----- Data shown -----
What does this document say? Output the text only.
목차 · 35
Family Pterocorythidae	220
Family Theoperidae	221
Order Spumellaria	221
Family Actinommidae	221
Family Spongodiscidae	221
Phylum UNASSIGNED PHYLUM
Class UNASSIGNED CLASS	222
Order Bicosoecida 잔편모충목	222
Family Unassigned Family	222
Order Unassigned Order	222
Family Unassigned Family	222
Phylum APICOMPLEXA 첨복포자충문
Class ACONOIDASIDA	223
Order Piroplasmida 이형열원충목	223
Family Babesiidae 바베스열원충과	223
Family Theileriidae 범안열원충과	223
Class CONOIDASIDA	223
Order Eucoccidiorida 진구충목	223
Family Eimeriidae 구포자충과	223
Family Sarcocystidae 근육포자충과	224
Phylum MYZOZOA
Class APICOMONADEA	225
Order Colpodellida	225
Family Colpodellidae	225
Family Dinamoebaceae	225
-----
The exercise ->
Every line above that contains the word "Order" should be reported.

Output of the task ->
Order Spumellaria	221
Order Bicosoecida 잔편모충목	222
Order Unassigned Order	222
Order Piroplasmida 이형열원충목	223
Order Eucoccidiorida 진구충목	223
Order Colpodellida	225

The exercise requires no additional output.